_Exercise objective_
Repeat the full listing below verbatim and keep the images out.

_Data rows_
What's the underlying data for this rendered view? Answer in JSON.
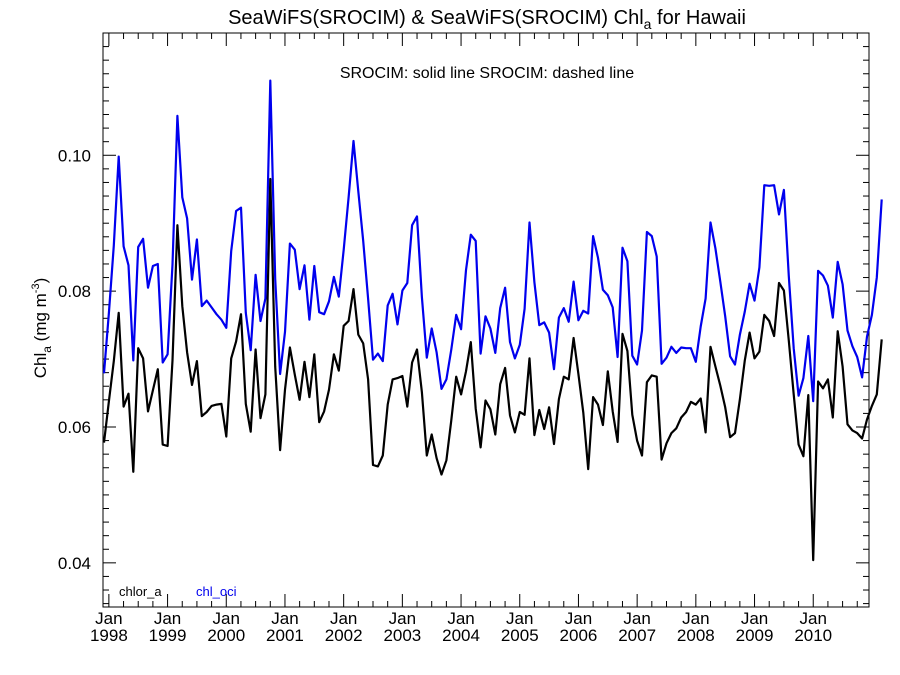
{
  "chart_data": {
    "type": "line",
    "title": "SeaWiFS(SROCIM) & SeaWiFS(SROCIM)  Chl",
    "title_subscript": "a",
    "title_suffix": " for Hawaii",
    "annotation": "SROCIM: solid line   SROCIM: dashed line",
    "ylabel": "Chl",
    "ylabel_subscript": "a",
    "ylabel_units": " (mg m",
    "ylabel_units_sup": "-3",
    "ylabel_units_end": ")",
    "ylim": [
      0.0335,
      0.118
    ],
    "yticks": [
      0.04,
      0.06,
      0.08,
      0.1
    ],
    "ytick_labels": [
      "0.04",
      "0.06",
      "0.08",
      "0.10"
    ],
    "xlim": [
      1997.9,
      2010.95
    ],
    "xticks": [
      1998.0,
      1999.0,
      2000.0,
      2001.0,
      2002.0,
      2003.0,
      2004.0,
      2005.0,
      2006.0,
      2007.0,
      2008.0,
      2009.0,
      2010.0
    ],
    "xtick_month": "Jan",
    "xtick_years": [
      "1998",
      "1999",
      "2000",
      "2001",
      "2002",
      "2003",
      "2004",
      "2005",
      "2006",
      "2007",
      "2008",
      "2009",
      "2010"
    ],
    "legend_placement": "bottom-left",
    "series": [
      {
        "name": "chlor_a",
        "color": "#000000",
        "start_year": 1997.917,
        "step": 0.08333,
        "values": [
          0.0577,
          0.0638,
          0.0697,
          0.0768,
          0.063,
          0.0649,
          0.0534,
          0.0716,
          0.0701,
          0.0623,
          0.0654,
          0.0685,
          0.0574,
          0.0572,
          0.0698,
          0.0897,
          0.0778,
          0.071,
          0.0662,
          0.0697,
          0.0616,
          0.0622,
          0.0631,
          0.0633,
          0.0634,
          0.0586,
          0.0701,
          0.0726,
          0.0766,
          0.0634,
          0.0593,
          0.0714,
          0.0613,
          0.0648,
          0.0965,
          0.0689,
          0.0566,
          0.0655,
          0.0717,
          0.0677,
          0.064,
          0.0696,
          0.0644,
          0.0707,
          0.0607,
          0.0623,
          0.0655,
          0.0707,
          0.0683,
          0.0749,
          0.0756,
          0.0803,
          0.0736,
          0.0723,
          0.067,
          0.0544,
          0.0542,
          0.0558,
          0.0633,
          0.067,
          0.0672,
          0.0675,
          0.063,
          0.0695,
          0.0714,
          0.0651,
          0.0558,
          0.0589,
          0.0554,
          0.053,
          0.0551,
          0.061,
          0.0674,
          0.0648,
          0.0682,
          0.0725,
          0.0627,
          0.057,
          0.0639,
          0.0626,
          0.0589,
          0.0663,
          0.0687,
          0.0617,
          0.0592,
          0.0622,
          0.0618,
          0.0701,
          0.0588,
          0.0625,
          0.0597,
          0.0629,
          0.0575,
          0.0641,
          0.0674,
          0.067,
          0.0731,
          0.0678,
          0.0621,
          0.0538,
          0.0644,
          0.0633,
          0.0603,
          0.0682,
          0.0623,
          0.0578,
          0.0737,
          0.0712,
          0.0618,
          0.058,
          0.0558,
          0.0666,
          0.0676,
          0.0674,
          0.0552,
          0.0576,
          0.0591,
          0.0598,
          0.0614,
          0.0622,
          0.0637,
          0.0633,
          0.0642,
          0.0592,
          0.0718,
          0.0689,
          0.0661,
          0.0629,
          0.0585,
          0.0591,
          0.0641,
          0.0698,
          0.0739,
          0.0701,
          0.0711,
          0.0765,
          0.0756,
          0.0734,
          0.0812,
          0.0801,
          0.0727,
          0.0648,
          0.0574,
          0.0557,
          0.0647,
          0.0404,
          0.0667,
          0.0657,
          0.067,
          0.0614,
          0.0741,
          0.0689,
          0.0604,
          0.0595,
          0.0591,
          0.0583,
          0.0611,
          0.0631,
          0.0648,
          0.0729
        ]
      },
      {
        "name": "chl_oci",
        "color": "#0000ee",
        "start_year": 1997.917,
        "step": 0.08333,
        "values": [
          0.0679,
          0.0768,
          0.0867,
          0.0998,
          0.0866,
          0.0838,
          0.0698,
          0.0865,
          0.0877,
          0.0805,
          0.0837,
          0.084,
          0.0695,
          0.0707,
          0.0839,
          0.1058,
          0.0938,
          0.0907,
          0.0817,
          0.0876,
          0.0778,
          0.0786,
          0.0776,
          0.0766,
          0.0758,
          0.0746,
          0.0859,
          0.0918,
          0.0923,
          0.0768,
          0.0713,
          0.0824,
          0.0756,
          0.0789,
          0.111,
          0.0818,
          0.0678,
          0.074,
          0.087,
          0.0861,
          0.0803,
          0.0838,
          0.0758,
          0.0837,
          0.0769,
          0.0766,
          0.0785,
          0.0821,
          0.0792,
          0.0861,
          0.0938,
          0.1021,
          0.0947,
          0.0874,
          0.0789,
          0.0699,
          0.0708,
          0.0697,
          0.0779,
          0.0796,
          0.0751,
          0.0801,
          0.0812,
          0.0897,
          0.091,
          0.0791,
          0.0702,
          0.0745,
          0.071,
          0.0656,
          0.067,
          0.0714,
          0.0765,
          0.0744,
          0.0831,
          0.0883,
          0.0874,
          0.0708,
          0.0763,
          0.0745,
          0.0709,
          0.0775,
          0.0805,
          0.0725,
          0.0701,
          0.0721,
          0.0774,
          0.0901,
          0.0813,
          0.075,
          0.0754,
          0.0739,
          0.0685,
          0.0761,
          0.0775,
          0.0755,
          0.0814,
          0.0757,
          0.0771,
          0.0767,
          0.0881,
          0.0849,
          0.0802,
          0.0794,
          0.0776,
          0.0703,
          0.0864,
          0.0844,
          0.0705,
          0.0692,
          0.0742,
          0.0887,
          0.0881,
          0.0851,
          0.0693,
          0.0702,
          0.0718,
          0.0709,
          0.0717,
          0.0716,
          0.0716,
          0.0696,
          0.0748,
          0.0789,
          0.0901,
          0.0863,
          0.0814,
          0.0763,
          0.0704,
          0.0692,
          0.0736,
          0.077,
          0.0811,
          0.0786,
          0.0835,
          0.0956,
          0.0955,
          0.0956,
          0.0913,
          0.0949,
          0.0822,
          0.0716,
          0.0646,
          0.0672,
          0.0734,
          0.0638,
          0.083,
          0.0823,
          0.0808,
          0.0761,
          0.0843,
          0.081,
          0.0742,
          0.0719,
          0.0703,
          0.0673,
          0.0733,
          0.0765,
          0.082,
          0.0935
        ]
      }
    ]
  }
}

_Solution to this exercise_
What's the underlying data for this rendered view? Answer in JSON.
{
  "chart_data": {
    "type": "line",
    "title": "SeaWiFS(SROCIM) & SeaWiFS(SROCIM)  Chl",
    "title_subscript": "a",
    "title_suffix": " for Hawaii",
    "annotation": "SROCIM: solid line   SROCIM: dashed line",
    "ylabel": "Chl",
    "ylabel_subscript": "a",
    "ylabel_units": " (mg m",
    "ylabel_units_sup": "-3",
    "ylabel_units_end": ")",
    "ylim": [
      0.0335,
      0.118
    ],
    "yticks": [
      0.04,
      0.06,
      0.08,
      0.1
    ],
    "ytick_labels": [
      "0.04",
      "0.06",
      "0.08",
      "0.10"
    ],
    "xlim": [
      1997.9,
      2010.95
    ],
    "xticks": [
      1998.0,
      1999.0,
      2000.0,
      2001.0,
      2002.0,
      2003.0,
      2004.0,
      2005.0,
      2006.0,
      2007.0,
      2008.0,
      2009.0,
      2010.0
    ],
    "xtick_month": "Jan",
    "xtick_years": [
      "1998",
      "1999",
      "2000",
      "2001",
      "2002",
      "2003",
      "2004",
      "2005",
      "2006",
      "2007",
      "2008",
      "2009",
      "2010"
    ],
    "legend_placement": "bottom-left",
    "series": [
      {
        "name": "chlor_a",
        "color": "#000000",
        "start_year": 1997.917,
        "step": 0.08333,
        "values": [
          0.0577,
          0.0638,
          0.0697,
          0.0768,
          0.063,
          0.0649,
          0.0534,
          0.0716,
          0.0701,
          0.0623,
          0.0654,
          0.0685,
          0.0574,
          0.0572,
          0.0698,
          0.0897,
          0.0778,
          0.071,
          0.0662,
          0.0697,
          0.0616,
          0.0622,
          0.0631,
          0.0633,
          0.0634,
          0.0586,
          0.0701,
          0.0726,
          0.0766,
          0.0634,
          0.0593,
          0.0714,
          0.0613,
          0.0648,
          0.0965,
          0.0689,
          0.0566,
          0.0655,
          0.0717,
          0.0677,
          0.064,
          0.0696,
          0.0644,
          0.0707,
          0.0607,
          0.0623,
          0.0655,
          0.0707,
          0.0683,
          0.0749,
          0.0756,
          0.0803,
          0.0736,
          0.0723,
          0.067,
          0.0544,
          0.0542,
          0.0558,
          0.0633,
          0.067,
          0.0672,
          0.0675,
          0.063,
          0.0695,
          0.0714,
          0.0651,
          0.0558,
          0.0589,
          0.0554,
          0.053,
          0.0551,
          0.061,
          0.0674,
          0.0648,
          0.0682,
          0.0725,
          0.0627,
          0.057,
          0.0639,
          0.0626,
          0.0589,
          0.0663,
          0.0687,
          0.0617,
          0.0592,
          0.0622,
          0.0618,
          0.0701,
          0.0588,
          0.0625,
          0.0597,
          0.0629,
          0.0575,
          0.0641,
          0.0674,
          0.067,
          0.0731,
          0.0678,
          0.0621,
          0.0538,
          0.0644,
          0.0633,
          0.0603,
          0.0682,
          0.0623,
          0.0578,
          0.0737,
          0.0712,
          0.0618,
          0.058,
          0.0558,
          0.0666,
          0.0676,
          0.0674,
          0.0552,
          0.0576,
          0.0591,
          0.0598,
          0.0614,
          0.0622,
          0.0637,
          0.0633,
          0.0642,
          0.0592,
          0.0718,
          0.0689,
          0.0661,
          0.0629,
          0.0585,
          0.0591,
          0.0641,
          0.0698,
          0.0739,
          0.0701,
          0.0711,
          0.0765,
          0.0756,
          0.0734,
          0.0812,
          0.0801,
          0.0727,
          0.0648,
          0.0574,
          0.0557,
          0.0647,
          0.0404,
          0.0667,
          0.0657,
          0.067,
          0.0614,
          0.0741,
          0.0689,
          0.0604,
          0.0595,
          0.0591,
          0.0583,
          0.0611,
          0.0631,
          0.0648,
          0.0729
        ]
      },
      {
        "name": "chl_oci",
        "color": "#0000ee",
        "start_year": 1997.917,
        "step": 0.08333,
        "values": [
          0.0679,
          0.0768,
          0.0867,
          0.0998,
          0.0866,
          0.0838,
          0.0698,
          0.0865,
          0.0877,
          0.0805,
          0.0837,
          0.084,
          0.0695,
          0.0707,
          0.0839,
          0.1058,
          0.0938,
          0.0907,
          0.0817,
          0.0876,
          0.0778,
          0.0786,
          0.0776,
          0.0766,
          0.0758,
          0.0746,
          0.0859,
          0.0918,
          0.0923,
          0.0768,
          0.0713,
          0.0824,
          0.0756,
          0.0789,
          0.111,
          0.0818,
          0.0678,
          0.074,
          0.087,
          0.0861,
          0.0803,
          0.0838,
          0.0758,
          0.0837,
          0.0769,
          0.0766,
          0.0785,
          0.0821,
          0.0792,
          0.0861,
          0.0938,
          0.1021,
          0.0947,
          0.0874,
          0.0789,
          0.0699,
          0.0708,
          0.0697,
          0.0779,
          0.0796,
          0.0751,
          0.0801,
          0.0812,
          0.0897,
          0.091,
          0.0791,
          0.0702,
          0.0745,
          0.071,
          0.0656,
          0.067,
          0.0714,
          0.0765,
          0.0744,
          0.0831,
          0.0883,
          0.0874,
          0.0708,
          0.0763,
          0.0745,
          0.0709,
          0.0775,
          0.0805,
          0.0725,
          0.0701,
          0.0721,
          0.0774,
          0.0901,
          0.0813,
          0.075,
          0.0754,
          0.0739,
          0.0685,
          0.0761,
          0.0775,
          0.0755,
          0.0814,
          0.0757,
          0.0771,
          0.0767,
          0.0881,
          0.0849,
          0.0802,
          0.0794,
          0.0776,
          0.0703,
          0.0864,
          0.0844,
          0.0705,
          0.0692,
          0.0742,
          0.0887,
          0.0881,
          0.0851,
          0.0693,
          0.0702,
          0.0718,
          0.0709,
          0.0717,
          0.0716,
          0.0716,
          0.0696,
          0.0748,
          0.0789,
          0.0901,
          0.0863,
          0.0814,
          0.0763,
          0.0704,
          0.0692,
          0.0736,
          0.077,
          0.0811,
          0.0786,
          0.0835,
          0.0956,
          0.0955,
          0.0956,
          0.0913,
          0.0949,
          0.0822,
          0.0716,
          0.0646,
          0.0672,
          0.0734,
          0.0638,
          0.083,
          0.0823,
          0.0808,
          0.0761,
          0.0843,
          0.081,
          0.0742,
          0.0719,
          0.0703,
          0.0673,
          0.0733,
          0.0765,
          0.082,
          0.0935
        ]
      }
    ]
  }
}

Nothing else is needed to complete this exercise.